--- BEGIN ---

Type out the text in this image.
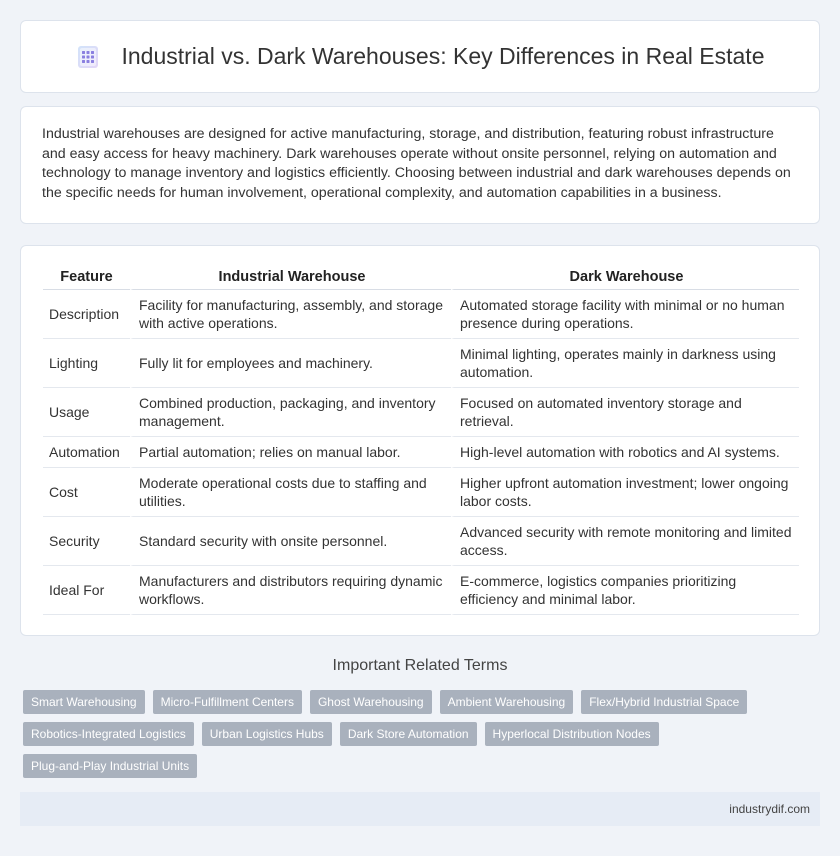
Industrial vs. Dark Warehouses: Key Differences in Real Estate

Industrial warehouses are designed for active manufacturing, storage, and distribution, featuring robust infrastructure and easy access for heavy machinery. Dark warehouses operate without onsite personnel, relying on automation and technology to manage inventory and logistics efficiently. Choosing between industrial and dark warehouses depends on the specific needs for human involvement, operational complexity, and automation capabilities in a business.

Feature	Industrial Warehouse	Dark Warehouse
Description	Facility for manufacturing, assembly, and storage with active operations.	Automated storage facility with minimal or no human presence during operations.
Lighting	Fully lit for employees and machinery.	Minimal lighting, operates mainly in darkness using automation.
Usage	Combined production, packaging, and inventory management.	Focused on automated inventory storage and retrieval.
Automation	Partial automation; relies on manual labor.	High-level automation with robotics and AI systems.
Cost	Moderate operational costs due to staffing and utilities.	Higher upfront automation investment; lower ongoing labor costs.
Security	Standard security with onsite personnel.	Advanced security with remote monitoring and limited access.
Ideal For	Manufacturers and distributors requiring dynamic workflows.	E-commerce, logistics companies prioritizing efficiency and minimal labor.
Important Related Terms
Smart Warehousing	Micro-Fulfillment Centers	Ghost Warehousing	Ambient Warehousing	Flex/Hybrid Industrial Space
Robotics-Integrated Logistics	Urban Logistics Hubs	Dark Store Automation	Hyperlocal Distribution Nodes
Plug-and-Play Industrial Units
industrydif.com
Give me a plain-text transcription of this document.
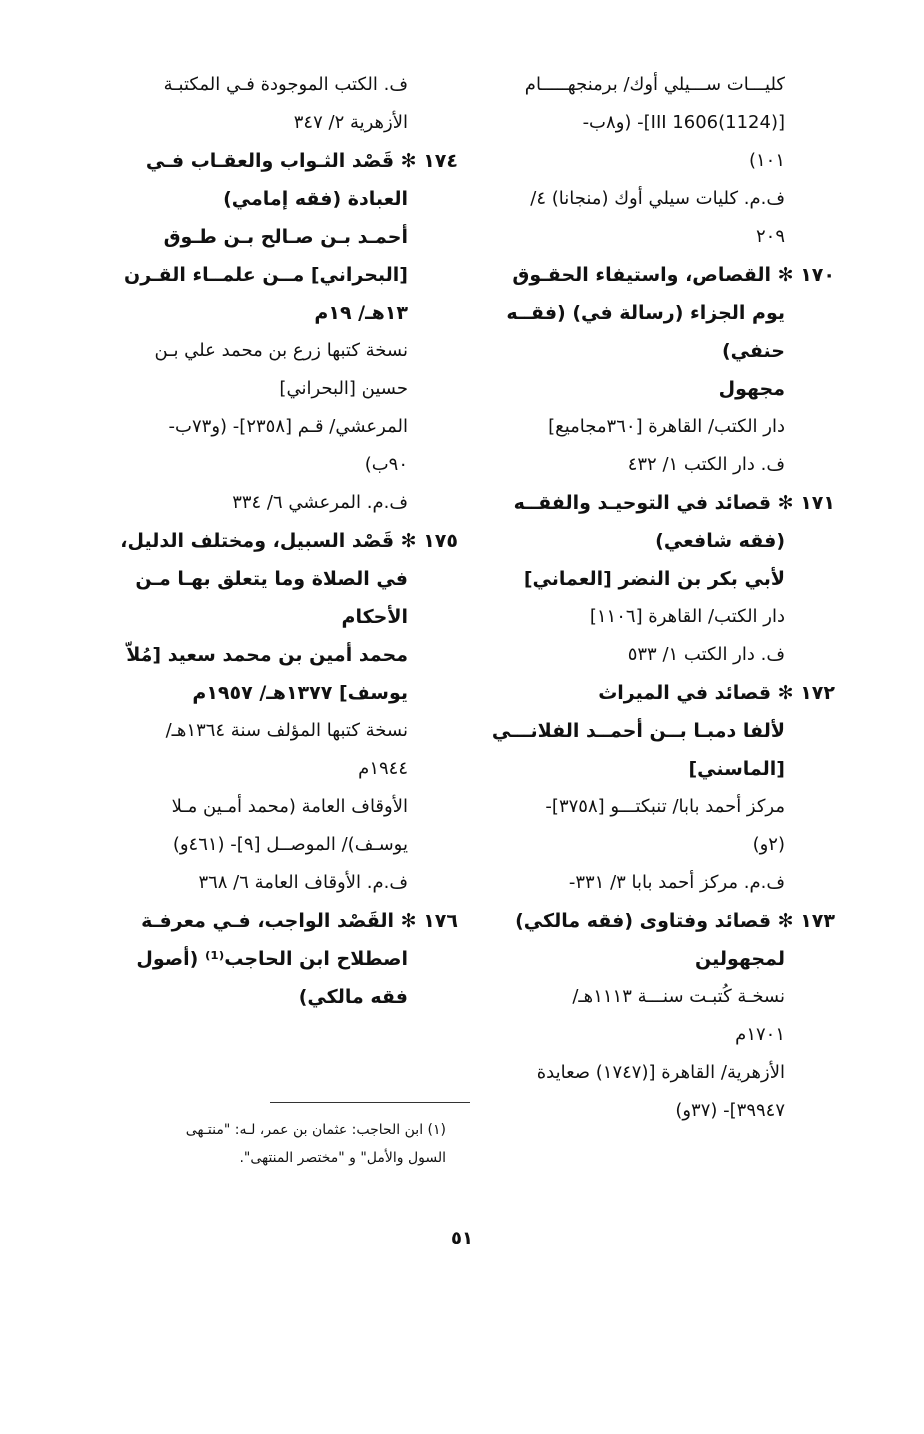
كليـــات ســـيلي أوك/ برمنجهـــــام
[III 1606(1124)]- (و٨ب-
١٠١)
ف.م. كليات سيلي أوك (منجانا) ٤/
٢٠٩
١٧٠ ✻ القصاص، واستيفاء الحقـوق
يوم الجزاء (رسالة في) (فقــه
حنفي)
مجهول
دار الكتب/ القاهرة [٣٦٠مجاميع]
ف. دار الكتب ١/ ٤٣٢
١٧١ ✻ قصائد في التوحيـد والفقــه
(فقه شافعي)
لأبي بكر بن النضر [العماني]
دار الكتب/ القاهرة [١١٠٦]
ف. دار الكتب ١/ ٥٣٣
١٧٢ ✻ قصائد في الميراث
لألفا دمبـا بــن أحمــد الفلانـــي
[الماسني]
مركز أحمد بابا/ تنبكتـــو [٣٧٥٨]-
(٢و)
ف.م. مركز أحمد بابا ٣/ ٣٣١-
١٧٣ ✻ قصائد وفتاوى (فقه مالكي)
لمجهولين
نسخـة كُتبـت سنـــة ١١١٣هـ/
١٧٠١م
الأزهرية/ القاهرة [(١٧٤٧) صعايدة
٣٩٩٤٧]- (٣٧و)
ف. الكتب الموجودة فـي المكتبـة
الأزهرية ٢/ ٣٤٧
١٧٤ ✻ قَصْد الثـواب والعقـاب فـي
العبادة (فقه إمامي)
أحمـد بـن صـالح بـن طـوق
[البحراني] مــن علمــاء القـرن
١٣هـ/ ١٩م
نسخة كتبها زرع بن محمد علي بـن
حسين [البحراني]
المرعشي/ قـم [٢٣٥٨]- (و٧٣ب-
٩٠ب)
ف.م. المرعشي ٦/ ٣٣٤
١٧٥ ✻ قَصْد السبيل، ومختلف الدليل،
في الصلاة وما يتعلق بهـا مـن
الأحكام
محمد أمين بن محمد سعيد [مُلاّ
يوسف] ١٣٧٧هـ/ ١٩٥٧م
نسخة كتبها المؤلف سنة ١٣٦٤هـ/
١٩٤٤م
الأوقاف العامة (محمد أمـين مـلا
يوسـف)/ الموصــل [٩]- (٤٦١و)
ف.م. الأوقاف العامة ٦/ ٣٦٨
١٧٦ ✻ القَصْد الواجب، فـي معرفـة
اصطلاح ابن الحاجب⁽¹⁾ (أصول
فقه مالكي)
(١) ابن الحاجب: عثمان بن عمر، لـه: "منتـهى
السول والأمل" و "مختصر المنتهى".
٥١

--- END ---

Stated problem: Extract every line above containing the word "القاهرة".

Correct answer:
دار الكتب/ القاهرة [٣٦٠مجاميع]
دار الكتب/ القاهرة [١١٠٦]
الأزهرية/ القاهرة [(١٧٤٧) صعايدة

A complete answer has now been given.